** BEGIN INPUT **
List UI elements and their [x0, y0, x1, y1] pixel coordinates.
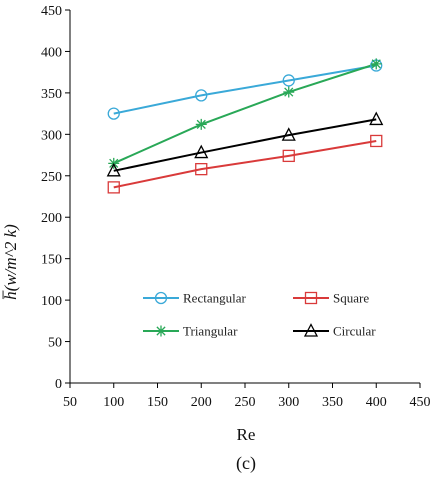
y-tick-label: 50 — [48, 336, 62, 351]
y-tick-label: 100 — [41, 294, 62, 309]
data-point-square — [107, 181, 120, 194]
x-tick-label: 250 — [235, 395, 256, 410]
data-point-circular — [369, 111, 384, 126]
series-line-circular — [113, 118, 377, 172]
x-tick-label: 100 — [103, 395, 124, 410]
data-point-square — [195, 162, 208, 176]
x-tick-label: 300 — [278, 395, 299, 410]
data-point-triangular — [283, 86, 295, 98]
y-tick-label: 150 — [41, 253, 62, 268]
axes — [65, 9, 421, 388]
x-tick-label: 400 — [366, 395, 387, 410]
data-point-square — [282, 149, 295, 163]
y-tick-label: 200 — [41, 211, 62, 226]
y-tick-label: 450 — [41, 4, 62, 19]
x-tick-label: 150 — [147, 395, 168, 410]
legend: Rectangular Square Triangular Circular — [143, 291, 376, 339]
legend-label-triangular: Triangular — [183, 324, 238, 339]
y-tick-label: 350 — [41, 87, 62, 102]
data-point-triangular — [195, 118, 207, 130]
data-point-circular — [194, 144, 209, 159]
series-line-square — [113, 139, 377, 189]
data-point-rectangular — [107, 107, 120, 120]
x-tick-label: 450 — [410, 395, 431, 410]
data-markers — [106, 58, 384, 194]
legend-marker-square — [304, 291, 318, 305]
y-tick-label: 0 — [55, 377, 62, 392]
series-lines — [113, 62, 377, 189]
data-point-rectangular — [195, 89, 208, 102]
figure-caption: (c) — [236, 453, 256, 474]
data-point-square — [370, 134, 383, 148]
legend-marker-circular — [303, 323, 319, 337]
x-tick-label: 50 — [63, 395, 77, 410]
legend-label-rectangular: Rectangular — [183, 291, 246, 306]
data-point-circular — [106, 162, 121, 177]
series-line-triangular — [113, 62, 377, 165]
data-point-circular — [281, 127, 296, 141]
x-tick-label: 350 — [322, 395, 343, 410]
y-tick-label: 400 — [41, 45, 62, 60]
y-tick-label: 300 — [41, 128, 62, 143]
legend-label-circular: Circular — [333, 324, 376, 339]
series-line-rectangular — [113, 64, 377, 115]
x-axis-label: Re — [237, 425, 256, 444]
data-point-triangular — [370, 58, 382, 70]
x-tick-label: 200 — [191, 395, 212, 410]
y-axis-label: h̅(w/m^2 k) — [1, 224, 20, 300]
legend-marker-rectangular — [154, 291, 168, 305]
y-tick-label: 250 — [41, 170, 62, 185]
legend-marker-triangular — [155, 325, 167, 337]
data-point-rectangular — [282, 74, 295, 87]
legend-label-square: Square — [333, 291, 369, 306]
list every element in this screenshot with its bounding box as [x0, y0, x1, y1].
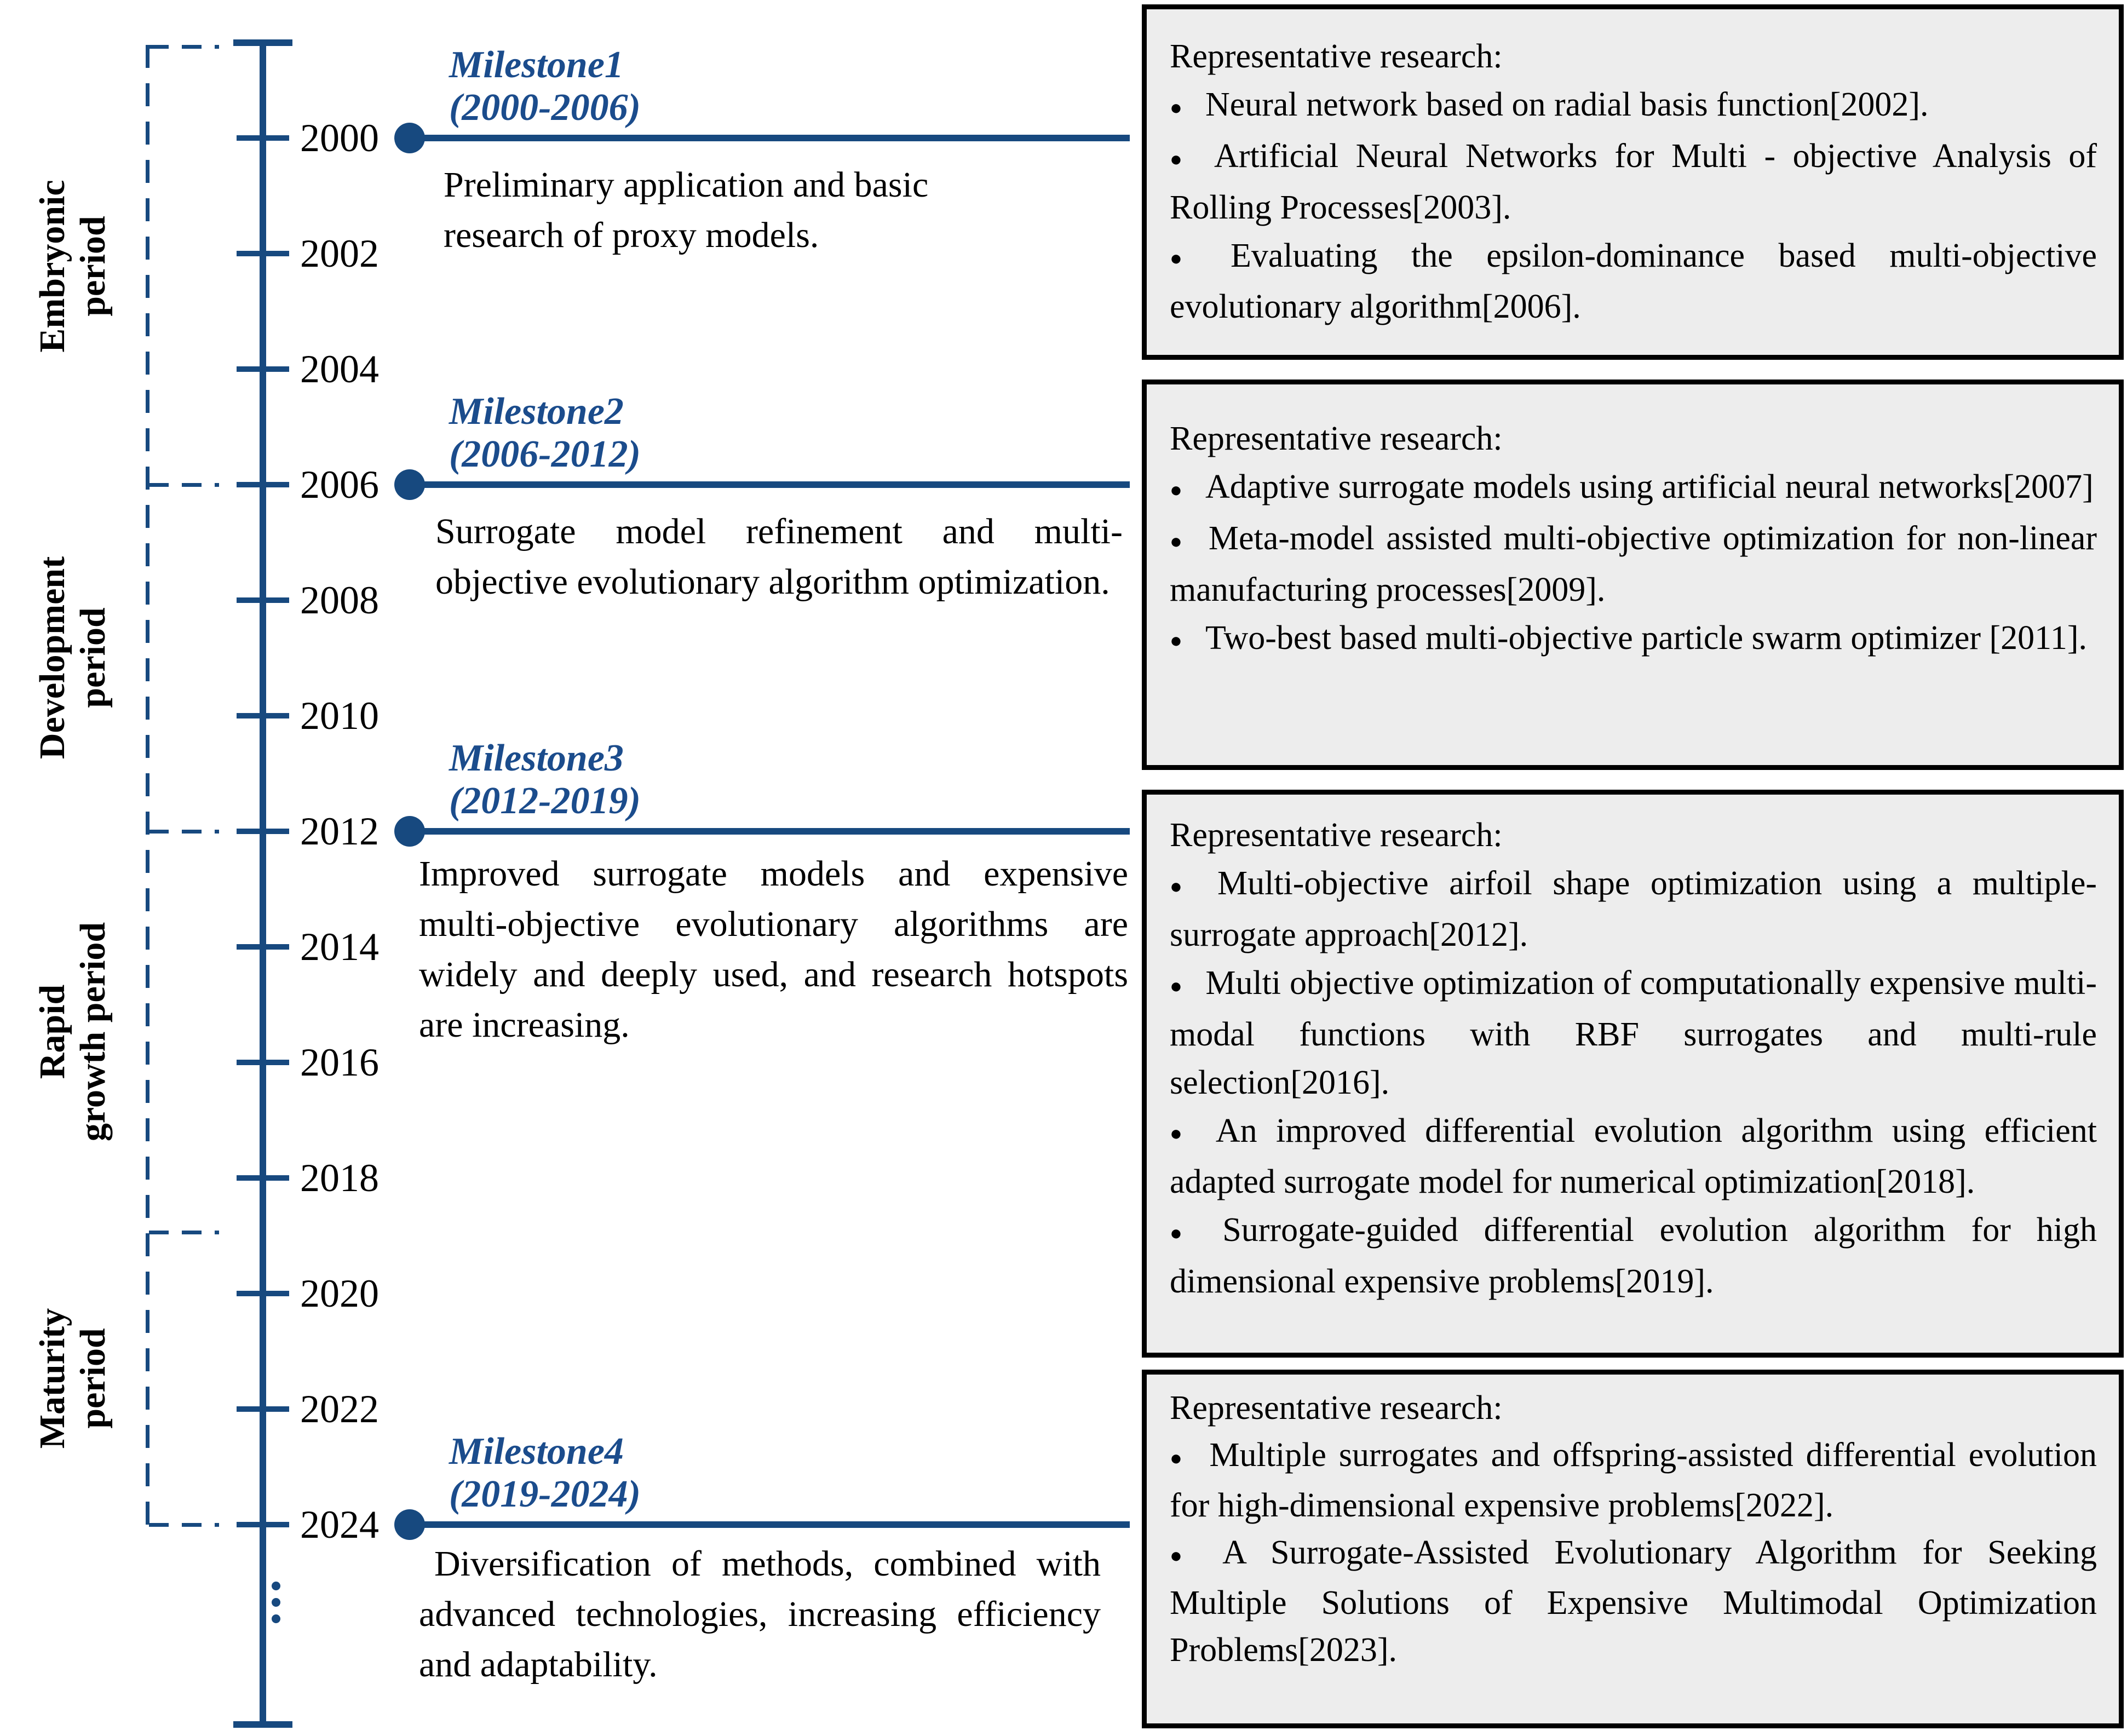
milestone1-description: Preliminary application and basic resear…	[444, 165, 929, 255]
year-tick-2014	[237, 944, 289, 950]
year-tick-2022	[237, 1406, 289, 1412]
milestone3-line	[410, 828, 1130, 835]
axis-top-cap	[233, 39, 292, 46]
milestone1-line	[410, 135, 1130, 141]
year-tick-2000	[237, 135, 289, 141]
year-tick-2020	[237, 1291, 289, 1296]
year-label: 2024	[300, 1503, 379, 1547]
bullet-icon: ●	[1170, 478, 1182, 502]
axis-bottom-cap	[233, 1721, 292, 1728]
year-tick-2024	[237, 1522, 289, 1527]
period-boundary-2019	[149, 1231, 219, 1234]
bullet-icon: ●	[1170, 530, 1186, 553]
research-item: ● Meta-model assisted multi-objective opt…	[1170, 519, 2097, 608]
milestone3-title: Milestone3 (2012-2019)	[449, 737, 641, 822]
research-item: ● Multi-objective airfoil shape optimizat…	[1170, 865, 2097, 953]
year-tick-2008	[237, 597, 289, 603]
year-tick-2012	[237, 829, 289, 834]
bullet-icon: ●	[1170, 875, 1194, 898]
period-label-embryonic: Embryonic period	[32, 180, 113, 353]
box-header: Representative research:	[1170, 1389, 1503, 1427]
research-item: ● Surrogate-guided differential evolution…	[1170, 1211, 2097, 1301]
bullet-icon: ●	[1170, 629, 1182, 653]
year-label: 2020	[300, 1272, 379, 1315]
box-header: Representative research:	[1170, 38, 1503, 75]
milestone1-title: Milestone1 (2000-2006)	[449, 44, 641, 129]
year-label: 2006	[300, 463, 379, 507]
bullet-icon: ●	[1170, 96, 1182, 119]
research-item: ● Neural network based on radial basis fu…	[1170, 86, 1929, 123]
year-tick-2004	[237, 366, 289, 372]
milestone4-title: Milestone4 (2019-2024)	[449, 1430, 641, 1515]
research-item: ● Two-best based multi-objective particle…	[1170, 619, 2087, 657]
year-label: 2018	[300, 1156, 379, 1200]
milestone2-description: Surrogate model refinement and multi-obj…	[435, 511, 1123, 602]
timeline-axis	[260, 42, 266, 1724]
box-header: Representative research:	[1170, 420, 1503, 457]
year-label: 2022	[300, 1387, 379, 1431]
year-tick-2010	[237, 713, 289, 718]
year-tick-2002	[237, 251, 289, 256]
milestone3-description: Improved surrogate models and expensive …	[419, 854, 1128, 1045]
year-label: 2008	[300, 578, 379, 622]
bullet-icon: ●	[1170, 1544, 1200, 1567]
period-label-development: Development period	[32, 556, 113, 760]
period-boundary-2024	[149, 1523, 219, 1527]
research-box-1: Representative research: ● Neural network…	[1142, 4, 2124, 360]
research-item: ● Evaluating the epsilon-dominance based …	[1170, 237, 2097, 326]
year-label: 2004	[300, 347, 379, 391]
research-item: ● A Surrogate-Assisted Evolutionary Algor…	[1170, 1533, 2097, 1669]
year-tick-2018	[237, 1175, 289, 1181]
year-label: 2002	[300, 232, 379, 275]
research-item: ● Adaptive surrogate models using artific…	[1170, 468, 2094, 505]
bullet-icon: ●	[1170, 147, 1191, 171]
bullet-icon: ●	[1170, 974, 1183, 998]
period-boundary-2012	[149, 830, 219, 833]
milestone3-dot	[394, 816, 425, 847]
year-label: 2010	[300, 694, 379, 738]
milestone2-title: Milestone2 (2006-2012)	[449, 390, 641, 475]
research-box-2: Representative research: ● Adaptive surro…	[1142, 380, 2124, 770]
year-label: 2012	[300, 809, 379, 853]
milestone2-dot	[394, 469, 425, 500]
period-bracket-line	[146, 45, 150, 1525]
bullet-icon: ●	[1170, 1446, 1187, 1470]
year-label: 2014	[300, 925, 379, 969]
period-label-maturity: Maturity period	[32, 1308, 113, 1449]
milestone4-dot	[394, 1509, 425, 1540]
period-boundary-2000	[149, 45, 219, 49]
research-item: ● An improved differential evolution algo…	[1170, 1112, 2097, 1201]
year-label: 2016	[300, 1041, 379, 1084]
year-label: 2000	[300, 116, 379, 160]
research-item: ● Multiple surrogates and offspring-assis…	[1170, 1436, 2097, 1524]
research-box-3: Representative research: ● Multi-objectiv…	[1142, 790, 2124, 1358]
research-item: ● Multi objective optimization of computa…	[1170, 964, 2097, 1101]
period-boundary-2006	[149, 483, 219, 487]
research-box-4: Representative research: ● Multiple surro…	[1142, 1370, 2124, 1728]
milestone1-dot	[394, 123, 425, 153]
box-header: Representative research:	[1170, 817, 1503, 854]
year-tick-2006	[237, 482, 289, 487]
research-item: ● Artificial Neural Networks for Multi - …	[1170, 137, 2097, 226]
milestone4-line	[410, 1521, 1130, 1528]
milestone4-description: Diversification of methods, combined wit…	[419, 1544, 1101, 1685]
bullet-icon: ●	[1170, 247, 1208, 271]
bullet-icon: ●	[1170, 1222, 1200, 1245]
year-tick-2016	[237, 1060, 289, 1065]
milestone2-line	[410, 481, 1130, 488]
bullet-icon: ●	[1170, 1122, 1193, 1146]
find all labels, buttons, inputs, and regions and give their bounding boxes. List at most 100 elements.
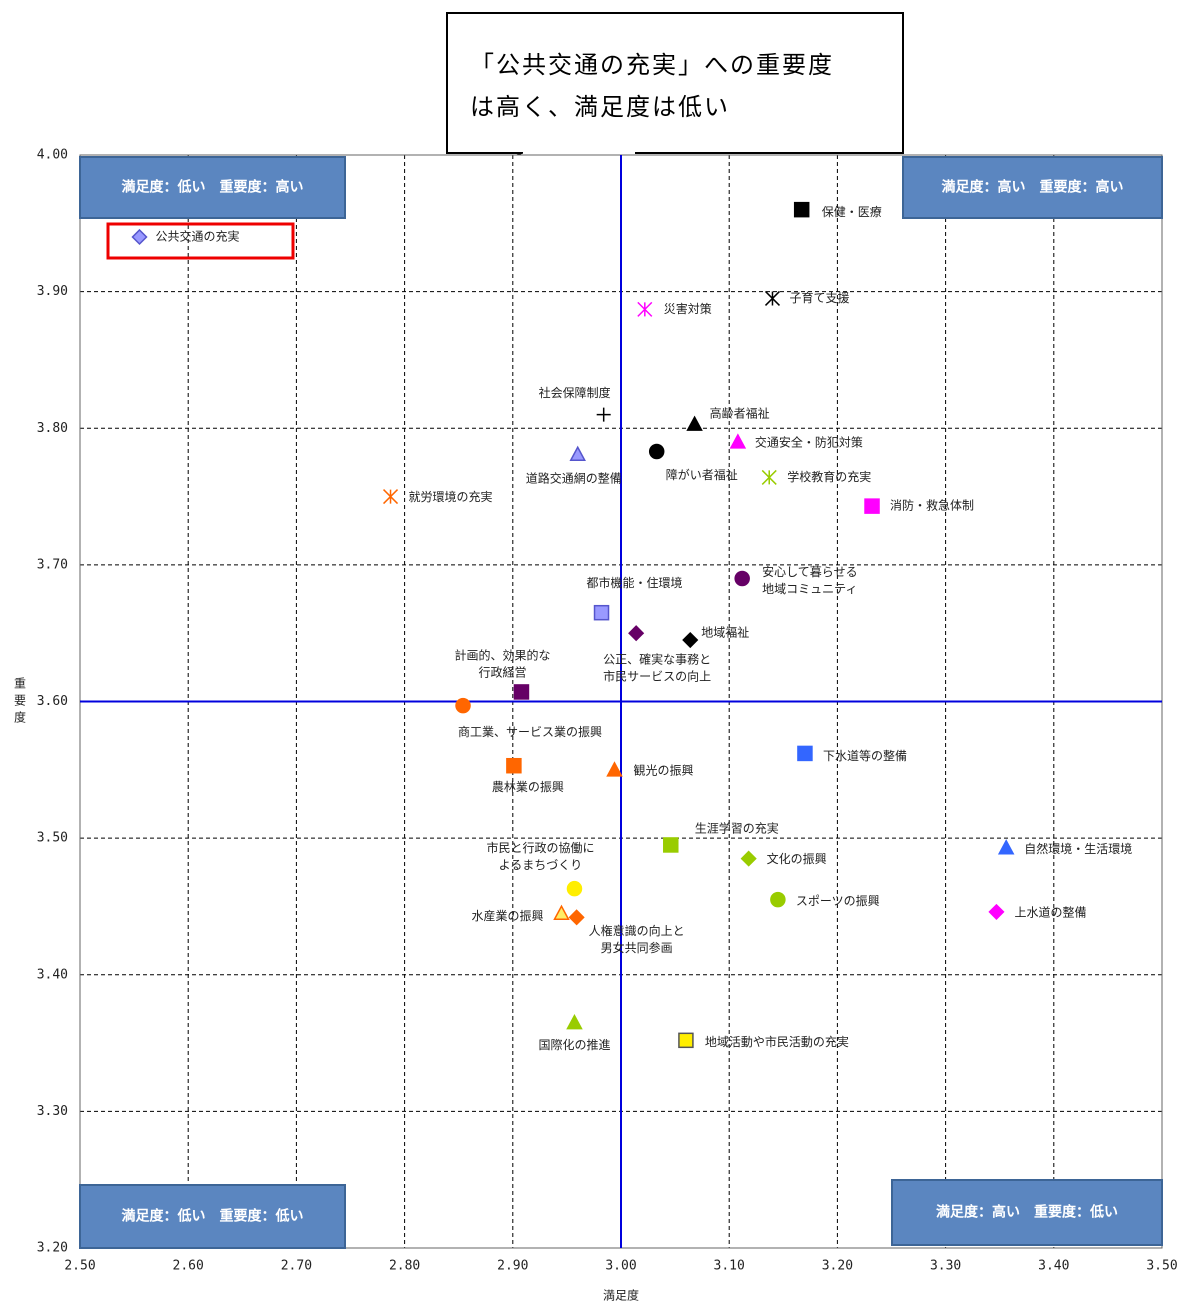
** END INPUT **
Return every line from the line with "y-tick-label: 50 — [48, 336, 62, 351]" to the line with "y-tick-label: 450 — [41, 4, 62, 19]", both of those included, copied word for word and in the same order.

* WRITTEN RESPONSE *
y-tick-label: 50 — [48, 336, 62, 351]
y-tick-label: 100 — [41, 294, 62, 309]
data-point-square — [107, 181, 120, 194]
x-tick-label: 250 — [235, 395, 256, 410]
data-point-circular — [369, 111, 384, 126]
series-line-circular — [113, 118, 377, 172]
x-tick-label: 100 — [103, 395, 124, 410]
data-point-square — [195, 162, 208, 176]
x-tick-label: 300 — [278, 395, 299, 410]
data-point-triangular — [283, 86, 295, 98]
y-tick-label: 150 — [41, 253, 62, 268]
axes — [65, 9, 421, 388]
x-tick-label: 400 — [366, 395, 387, 410]
data-point-square — [282, 149, 295, 163]
y-tick-label: 200 — [41, 211, 62, 226]
y-tick-label: 450 — [41, 4, 62, 19]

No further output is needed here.